• [OBJECTIVE] Copy each line of the material below that includes the string "rest".

(Records that describe figures)
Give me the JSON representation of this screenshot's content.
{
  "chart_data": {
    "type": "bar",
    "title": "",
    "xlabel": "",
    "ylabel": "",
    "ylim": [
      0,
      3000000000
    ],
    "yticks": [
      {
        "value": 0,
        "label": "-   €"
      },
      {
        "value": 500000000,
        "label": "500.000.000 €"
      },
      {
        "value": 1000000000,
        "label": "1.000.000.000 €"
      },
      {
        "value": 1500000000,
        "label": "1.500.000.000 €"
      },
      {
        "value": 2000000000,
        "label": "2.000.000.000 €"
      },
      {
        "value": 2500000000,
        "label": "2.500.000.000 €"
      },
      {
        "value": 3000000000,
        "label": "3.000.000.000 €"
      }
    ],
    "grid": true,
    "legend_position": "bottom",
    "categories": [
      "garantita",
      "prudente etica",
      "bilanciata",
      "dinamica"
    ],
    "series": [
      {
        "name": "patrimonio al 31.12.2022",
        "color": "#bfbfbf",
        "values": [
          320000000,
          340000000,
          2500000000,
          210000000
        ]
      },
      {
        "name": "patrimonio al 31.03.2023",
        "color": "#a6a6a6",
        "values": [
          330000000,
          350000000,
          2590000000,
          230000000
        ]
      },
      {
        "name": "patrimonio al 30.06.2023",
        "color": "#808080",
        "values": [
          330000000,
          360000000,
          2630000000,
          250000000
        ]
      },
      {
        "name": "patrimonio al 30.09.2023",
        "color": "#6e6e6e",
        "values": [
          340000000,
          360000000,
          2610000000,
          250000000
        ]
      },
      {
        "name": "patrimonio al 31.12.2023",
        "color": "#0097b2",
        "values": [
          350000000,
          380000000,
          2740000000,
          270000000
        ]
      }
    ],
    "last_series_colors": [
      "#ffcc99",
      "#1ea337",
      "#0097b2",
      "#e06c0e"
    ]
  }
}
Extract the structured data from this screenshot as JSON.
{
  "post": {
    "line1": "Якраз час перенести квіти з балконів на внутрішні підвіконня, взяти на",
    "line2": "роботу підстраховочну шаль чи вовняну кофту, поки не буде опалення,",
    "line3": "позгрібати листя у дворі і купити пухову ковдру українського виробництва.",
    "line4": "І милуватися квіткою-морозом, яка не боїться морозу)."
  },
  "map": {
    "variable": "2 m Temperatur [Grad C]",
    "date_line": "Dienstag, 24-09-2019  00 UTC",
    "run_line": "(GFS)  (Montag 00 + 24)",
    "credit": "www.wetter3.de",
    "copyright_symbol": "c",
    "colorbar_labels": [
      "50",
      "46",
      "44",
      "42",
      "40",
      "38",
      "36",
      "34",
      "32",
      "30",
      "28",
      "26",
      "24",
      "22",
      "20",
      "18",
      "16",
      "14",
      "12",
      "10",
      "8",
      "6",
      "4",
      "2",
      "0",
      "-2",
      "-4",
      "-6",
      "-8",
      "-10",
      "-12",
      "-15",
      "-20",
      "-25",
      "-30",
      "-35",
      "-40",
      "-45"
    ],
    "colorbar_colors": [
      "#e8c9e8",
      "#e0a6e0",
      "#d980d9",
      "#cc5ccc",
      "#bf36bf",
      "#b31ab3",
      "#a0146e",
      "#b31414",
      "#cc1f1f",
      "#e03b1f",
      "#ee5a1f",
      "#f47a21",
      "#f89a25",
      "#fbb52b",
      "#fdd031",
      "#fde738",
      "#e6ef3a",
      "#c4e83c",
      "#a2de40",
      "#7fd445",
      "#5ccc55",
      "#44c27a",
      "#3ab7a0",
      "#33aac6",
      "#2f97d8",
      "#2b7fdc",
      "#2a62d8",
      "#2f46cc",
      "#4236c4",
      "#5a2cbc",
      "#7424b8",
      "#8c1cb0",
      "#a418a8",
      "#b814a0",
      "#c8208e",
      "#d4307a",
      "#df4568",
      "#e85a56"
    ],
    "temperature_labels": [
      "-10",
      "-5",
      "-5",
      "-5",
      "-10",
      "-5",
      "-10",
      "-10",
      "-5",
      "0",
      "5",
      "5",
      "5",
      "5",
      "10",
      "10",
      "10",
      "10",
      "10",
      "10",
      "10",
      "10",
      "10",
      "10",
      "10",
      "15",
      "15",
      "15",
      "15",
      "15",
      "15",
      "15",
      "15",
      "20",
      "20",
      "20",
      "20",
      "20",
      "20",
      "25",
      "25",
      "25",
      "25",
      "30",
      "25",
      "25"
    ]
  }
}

---

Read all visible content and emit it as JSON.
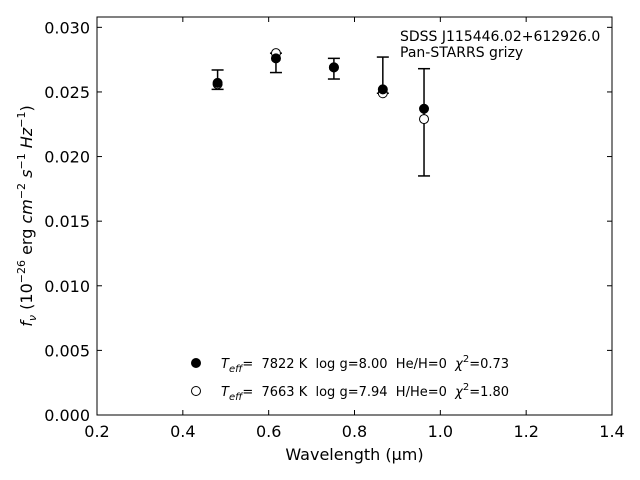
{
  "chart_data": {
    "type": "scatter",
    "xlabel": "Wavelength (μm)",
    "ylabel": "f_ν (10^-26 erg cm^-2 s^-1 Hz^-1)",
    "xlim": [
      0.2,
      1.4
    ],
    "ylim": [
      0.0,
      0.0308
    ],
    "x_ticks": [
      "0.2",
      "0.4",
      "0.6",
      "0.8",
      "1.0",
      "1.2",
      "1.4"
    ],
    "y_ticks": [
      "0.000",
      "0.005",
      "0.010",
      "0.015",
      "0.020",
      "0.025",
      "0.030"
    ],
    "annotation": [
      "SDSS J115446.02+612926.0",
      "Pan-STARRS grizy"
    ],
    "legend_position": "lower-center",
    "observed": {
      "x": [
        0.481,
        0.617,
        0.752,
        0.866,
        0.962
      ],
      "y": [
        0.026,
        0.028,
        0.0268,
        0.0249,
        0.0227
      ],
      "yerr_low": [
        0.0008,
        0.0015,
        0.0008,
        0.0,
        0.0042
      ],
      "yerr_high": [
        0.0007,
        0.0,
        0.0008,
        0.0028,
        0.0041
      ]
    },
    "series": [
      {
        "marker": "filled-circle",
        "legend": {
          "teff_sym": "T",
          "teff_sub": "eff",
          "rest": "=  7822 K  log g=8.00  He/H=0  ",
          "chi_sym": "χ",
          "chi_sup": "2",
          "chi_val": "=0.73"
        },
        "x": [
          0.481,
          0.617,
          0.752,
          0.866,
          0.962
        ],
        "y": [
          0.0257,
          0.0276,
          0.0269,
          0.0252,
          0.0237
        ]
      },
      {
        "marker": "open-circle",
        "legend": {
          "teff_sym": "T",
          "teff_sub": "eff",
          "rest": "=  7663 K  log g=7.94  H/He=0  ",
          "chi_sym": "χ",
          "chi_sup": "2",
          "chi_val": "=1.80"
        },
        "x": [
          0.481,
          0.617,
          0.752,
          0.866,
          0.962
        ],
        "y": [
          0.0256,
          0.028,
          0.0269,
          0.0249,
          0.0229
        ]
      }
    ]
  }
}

• [WORKED ANSWER]
          "rest": "=  7822 K  log g=8.00  He/H=0  ",
          "rest": "=  7663 K  log g=7.94  H/He=0  ",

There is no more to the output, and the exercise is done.